Exercise details
Repeat the material exactly, leaving nothing out.

— Start Given data —

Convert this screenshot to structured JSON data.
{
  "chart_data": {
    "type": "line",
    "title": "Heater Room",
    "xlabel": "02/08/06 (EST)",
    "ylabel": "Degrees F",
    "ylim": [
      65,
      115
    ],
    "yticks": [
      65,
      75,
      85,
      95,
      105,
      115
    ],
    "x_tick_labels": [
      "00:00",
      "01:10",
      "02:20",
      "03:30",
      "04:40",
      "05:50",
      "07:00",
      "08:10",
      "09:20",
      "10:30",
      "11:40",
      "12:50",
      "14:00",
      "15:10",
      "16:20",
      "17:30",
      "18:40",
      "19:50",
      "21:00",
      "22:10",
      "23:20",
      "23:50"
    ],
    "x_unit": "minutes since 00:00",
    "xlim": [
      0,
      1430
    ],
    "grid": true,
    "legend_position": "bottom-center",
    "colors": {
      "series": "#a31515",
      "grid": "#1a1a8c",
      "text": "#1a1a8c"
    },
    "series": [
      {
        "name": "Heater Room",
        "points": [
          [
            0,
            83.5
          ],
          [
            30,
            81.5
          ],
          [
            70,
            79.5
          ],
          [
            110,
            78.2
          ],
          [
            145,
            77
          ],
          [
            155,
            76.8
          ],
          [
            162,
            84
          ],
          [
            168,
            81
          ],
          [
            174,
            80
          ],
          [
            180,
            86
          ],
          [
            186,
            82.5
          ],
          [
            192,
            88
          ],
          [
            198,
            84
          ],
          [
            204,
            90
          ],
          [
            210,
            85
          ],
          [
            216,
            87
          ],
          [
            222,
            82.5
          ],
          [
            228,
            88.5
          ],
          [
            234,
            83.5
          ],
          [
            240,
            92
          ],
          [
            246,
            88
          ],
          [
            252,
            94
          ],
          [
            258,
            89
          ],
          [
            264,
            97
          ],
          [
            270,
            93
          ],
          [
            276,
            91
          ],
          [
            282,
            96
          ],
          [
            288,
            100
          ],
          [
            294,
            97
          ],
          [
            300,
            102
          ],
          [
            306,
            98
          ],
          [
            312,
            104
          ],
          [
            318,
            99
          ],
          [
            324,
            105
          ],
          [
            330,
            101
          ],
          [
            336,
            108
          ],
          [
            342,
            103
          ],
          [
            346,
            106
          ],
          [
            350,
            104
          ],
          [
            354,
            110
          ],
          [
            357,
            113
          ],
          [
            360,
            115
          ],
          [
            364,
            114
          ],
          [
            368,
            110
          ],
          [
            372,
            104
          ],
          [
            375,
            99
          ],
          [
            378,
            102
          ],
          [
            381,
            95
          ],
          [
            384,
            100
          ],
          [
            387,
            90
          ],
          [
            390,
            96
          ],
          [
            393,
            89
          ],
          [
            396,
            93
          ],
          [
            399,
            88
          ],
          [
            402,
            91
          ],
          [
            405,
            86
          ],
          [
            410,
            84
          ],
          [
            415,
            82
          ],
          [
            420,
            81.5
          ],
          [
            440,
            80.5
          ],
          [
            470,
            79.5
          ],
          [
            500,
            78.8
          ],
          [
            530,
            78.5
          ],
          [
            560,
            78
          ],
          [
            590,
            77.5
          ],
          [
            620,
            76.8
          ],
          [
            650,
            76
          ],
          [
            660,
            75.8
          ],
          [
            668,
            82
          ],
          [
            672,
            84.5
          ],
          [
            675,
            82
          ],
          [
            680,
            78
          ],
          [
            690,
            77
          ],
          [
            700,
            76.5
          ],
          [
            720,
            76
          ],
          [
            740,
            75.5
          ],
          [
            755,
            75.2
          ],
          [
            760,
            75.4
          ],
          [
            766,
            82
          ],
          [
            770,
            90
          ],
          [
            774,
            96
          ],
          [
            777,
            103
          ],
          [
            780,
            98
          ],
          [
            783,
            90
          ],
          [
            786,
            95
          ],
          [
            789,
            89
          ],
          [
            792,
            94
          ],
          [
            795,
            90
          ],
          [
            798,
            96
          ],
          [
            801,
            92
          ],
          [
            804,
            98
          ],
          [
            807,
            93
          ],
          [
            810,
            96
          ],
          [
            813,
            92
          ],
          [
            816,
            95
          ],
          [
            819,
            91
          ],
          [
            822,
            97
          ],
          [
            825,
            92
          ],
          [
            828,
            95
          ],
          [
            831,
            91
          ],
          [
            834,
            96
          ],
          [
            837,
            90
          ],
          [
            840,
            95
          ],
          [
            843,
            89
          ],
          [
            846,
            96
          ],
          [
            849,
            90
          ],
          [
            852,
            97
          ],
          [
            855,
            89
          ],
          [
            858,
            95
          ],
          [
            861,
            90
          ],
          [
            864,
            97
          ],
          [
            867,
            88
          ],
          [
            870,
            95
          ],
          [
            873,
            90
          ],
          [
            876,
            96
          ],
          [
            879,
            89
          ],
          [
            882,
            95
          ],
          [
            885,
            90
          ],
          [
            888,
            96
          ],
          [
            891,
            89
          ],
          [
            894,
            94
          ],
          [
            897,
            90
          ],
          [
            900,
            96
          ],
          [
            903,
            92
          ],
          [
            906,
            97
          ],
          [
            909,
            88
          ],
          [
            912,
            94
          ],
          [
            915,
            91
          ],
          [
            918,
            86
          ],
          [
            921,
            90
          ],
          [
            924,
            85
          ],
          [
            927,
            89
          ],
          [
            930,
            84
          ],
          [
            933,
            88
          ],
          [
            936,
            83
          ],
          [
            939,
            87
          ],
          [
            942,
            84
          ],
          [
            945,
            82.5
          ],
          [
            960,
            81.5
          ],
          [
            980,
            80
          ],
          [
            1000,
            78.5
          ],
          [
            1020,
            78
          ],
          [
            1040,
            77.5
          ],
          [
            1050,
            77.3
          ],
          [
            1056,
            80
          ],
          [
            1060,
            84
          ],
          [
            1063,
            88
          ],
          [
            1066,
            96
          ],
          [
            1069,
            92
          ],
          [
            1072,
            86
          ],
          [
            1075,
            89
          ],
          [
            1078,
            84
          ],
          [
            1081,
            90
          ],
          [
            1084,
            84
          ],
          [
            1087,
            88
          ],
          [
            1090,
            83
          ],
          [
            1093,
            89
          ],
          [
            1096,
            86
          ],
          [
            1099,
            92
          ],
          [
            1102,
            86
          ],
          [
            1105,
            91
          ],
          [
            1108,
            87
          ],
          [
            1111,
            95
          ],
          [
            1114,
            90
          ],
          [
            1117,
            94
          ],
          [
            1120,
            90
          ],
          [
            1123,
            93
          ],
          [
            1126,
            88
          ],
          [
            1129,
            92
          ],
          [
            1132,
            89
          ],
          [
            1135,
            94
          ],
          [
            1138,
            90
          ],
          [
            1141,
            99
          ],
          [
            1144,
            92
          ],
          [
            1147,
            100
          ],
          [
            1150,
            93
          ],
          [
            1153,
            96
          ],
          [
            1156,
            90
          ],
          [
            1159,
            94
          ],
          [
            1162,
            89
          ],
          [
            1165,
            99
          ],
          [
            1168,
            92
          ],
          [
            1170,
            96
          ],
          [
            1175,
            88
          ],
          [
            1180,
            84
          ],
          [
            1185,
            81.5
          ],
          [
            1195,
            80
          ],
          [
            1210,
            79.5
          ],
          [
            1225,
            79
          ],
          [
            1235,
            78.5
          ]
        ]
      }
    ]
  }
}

— End Given data —

Final answer
Convert this screenshot to structured JSON data.
{
  "chart_data": {
    "type": "line",
    "title": "Heater Room",
    "xlabel": "02/08/06 (EST)",
    "ylabel": "Degrees F",
    "ylim": [
      65,
      115
    ],
    "yticks": [
      65,
      75,
      85,
      95,
      105,
      115
    ],
    "x_tick_labels": [
      "00:00",
      "01:10",
      "02:20",
      "03:30",
      "04:40",
      "05:50",
      "07:00",
      "08:10",
      "09:20",
      "10:30",
      "11:40",
      "12:50",
      "14:00",
      "15:10",
      "16:20",
      "17:30",
      "18:40",
      "19:50",
      "21:00",
      "22:10",
      "23:20",
      "23:50"
    ],
    "x_unit": "minutes since 00:00",
    "xlim": [
      0,
      1430
    ],
    "grid": true,
    "legend_position": "bottom-center",
    "colors": {
      "series": "#a31515",
      "grid": "#1a1a8c",
      "text": "#1a1a8c"
    },
    "series": [
      {
        "name": "Heater Room",
        "points": [
          [
            0,
            83.5
          ],
          [
            30,
            81.5
          ],
          [
            70,
            79.5
          ],
          [
            110,
            78.2
          ],
          [
            145,
            77
          ],
          [
            155,
            76.8
          ],
          [
            162,
            84
          ],
          [
            168,
            81
          ],
          [
            174,
            80
          ],
          [
            180,
            86
          ],
          [
            186,
            82.5
          ],
          [
            192,
            88
          ],
          [
            198,
            84
          ],
          [
            204,
            90
          ],
          [
            210,
            85
          ],
          [
            216,
            87
          ],
          [
            222,
            82.5
          ],
          [
            228,
            88.5
          ],
          [
            234,
            83.5
          ],
          [
            240,
            92
          ],
          [
            246,
            88
          ],
          [
            252,
            94
          ],
          [
            258,
            89
          ],
          [
            264,
            97
          ],
          [
            270,
            93
          ],
          [
            276,
            91
          ],
          [
            282,
            96
          ],
          [
            288,
            100
          ],
          [
            294,
            97
          ],
          [
            300,
            102
          ],
          [
            306,
            98
          ],
          [
            312,
            104
          ],
          [
            318,
            99
          ],
          [
            324,
            105
          ],
          [
            330,
            101
          ],
          [
            336,
            108
          ],
          [
            342,
            103
          ],
          [
            346,
            106
          ],
          [
            350,
            104
          ],
          [
            354,
            110
          ],
          [
            357,
            113
          ],
          [
            360,
            115
          ],
          [
            364,
            114
          ],
          [
            368,
            110
          ],
          [
            372,
            104
          ],
          [
            375,
            99
          ],
          [
            378,
            102
          ],
          [
            381,
            95
          ],
          [
            384,
            100
          ],
          [
            387,
            90
          ],
          [
            390,
            96
          ],
          [
            393,
            89
          ],
          [
            396,
            93
          ],
          [
            399,
            88
          ],
          [
            402,
            91
          ],
          [
            405,
            86
          ],
          [
            410,
            84
          ],
          [
            415,
            82
          ],
          [
            420,
            81.5
          ],
          [
            440,
            80.5
          ],
          [
            470,
            79.5
          ],
          [
            500,
            78.8
          ],
          [
            530,
            78.5
          ],
          [
            560,
            78
          ],
          [
            590,
            77.5
          ],
          [
            620,
            76.8
          ],
          [
            650,
            76
          ],
          [
            660,
            75.8
          ],
          [
            668,
            82
          ],
          [
            672,
            84.5
          ],
          [
            675,
            82
          ],
          [
            680,
            78
          ],
          [
            690,
            77
          ],
          [
            700,
            76.5
          ],
          [
            720,
            76
          ],
          [
            740,
            75.5
          ],
          [
            755,
            75.2
          ],
          [
            760,
            75.4
          ],
          [
            766,
            82
          ],
          [
            770,
            90
          ],
          [
            774,
            96
          ],
          [
            777,
            103
          ],
          [
            780,
            98
          ],
          [
            783,
            90
          ],
          [
            786,
            95
          ],
          [
            789,
            89
          ],
          [
            792,
            94
          ],
          [
            795,
            90
          ],
          [
            798,
            96
          ],
          [
            801,
            92
          ],
          [
            804,
            98
          ],
          [
            807,
            93
          ],
          [
            810,
            96
          ],
          [
            813,
            92
          ],
          [
            816,
            95
          ],
          [
            819,
            91
          ],
          [
            822,
            97
          ],
          [
            825,
            92
          ],
          [
            828,
            95
          ],
          [
            831,
            91
          ],
          [
            834,
            96
          ],
          [
            837,
            90
          ],
          [
            840,
            95
          ],
          [
            843,
            89
          ],
          [
            846,
            96
          ],
          [
            849,
            90
          ],
          [
            852,
            97
          ],
          [
            855,
            89
          ],
          [
            858,
            95
          ],
          [
            861,
            90
          ],
          [
            864,
            97
          ],
          [
            867,
            88
          ],
          [
            870,
            95
          ],
          [
            873,
            90
          ],
          [
            876,
            96
          ],
          [
            879,
            89
          ],
          [
            882,
            95
          ],
          [
            885,
            90
          ],
          [
            888,
            96
          ],
          [
            891,
            89
          ],
          [
            894,
            94
          ],
          [
            897,
            90
          ],
          [
            900,
            96
          ],
          [
            903,
            92
          ],
          [
            906,
            97
          ],
          [
            909,
            88
          ],
          [
            912,
            94
          ],
          [
            915,
            91
          ],
          [
            918,
            86
          ],
          [
            921,
            90
          ],
          [
            924,
            85
          ],
          [
            927,
            89
          ],
          [
            930,
            84
          ],
          [
            933,
            88
          ],
          [
            936,
            83
          ],
          [
            939,
            87
          ],
          [
            942,
            84
          ],
          [
            945,
            82.5
          ],
          [
            960,
            81.5
          ],
          [
            980,
            80
          ],
          [
            1000,
            78.5
          ],
          [
            1020,
            78
          ],
          [
            1040,
            77.5
          ],
          [
            1050,
            77.3
          ],
          [
            1056,
            80
          ],
          [
            1060,
            84
          ],
          [
            1063,
            88
          ],
          [
            1066,
            96
          ],
          [
            1069,
            92
          ],
          [
            1072,
            86
          ],
          [
            1075,
            89
          ],
          [
            1078,
            84
          ],
          [
            1081,
            90
          ],
          [
            1084,
            84
          ],
          [
            1087,
            88
          ],
          [
            1090,
            83
          ],
          [
            1093,
            89
          ],
          [
            1096,
            86
          ],
          [
            1099,
            92
          ],
          [
            1102,
            86
          ],
          [
            1105,
            91
          ],
          [
            1108,
            87
          ],
          [
            1111,
            95
          ],
          [
            1114,
            90
          ],
          [
            1117,
            94
          ],
          [
            1120,
            90
          ],
          [
            1123,
            93
          ],
          [
            1126,
            88
          ],
          [
            1129,
            92
          ],
          [
            1132,
            89
          ],
          [
            1135,
            94
          ],
          [
            1138,
            90
          ],
          [
            1141,
            99
          ],
          [
            1144,
            92
          ],
          [
            1147,
            100
          ],
          [
            1150,
            93
          ],
          [
            1153,
            96
          ],
          [
            1156,
            90
          ],
          [
            1159,
            94
          ],
          [
            1162,
            89
          ],
          [
            1165,
            99
          ],
          [
            1168,
            92
          ],
          [
            1170,
            96
          ],
          [
            1175,
            88
          ],
          [
            1180,
            84
          ],
          [
            1185,
            81.5
          ],
          [
            1195,
            80
          ],
          [
            1210,
            79.5
          ],
          [
            1225,
            79
          ],
          [
            1235,
            78.5
          ]
        ]
      }
    ]
  }
}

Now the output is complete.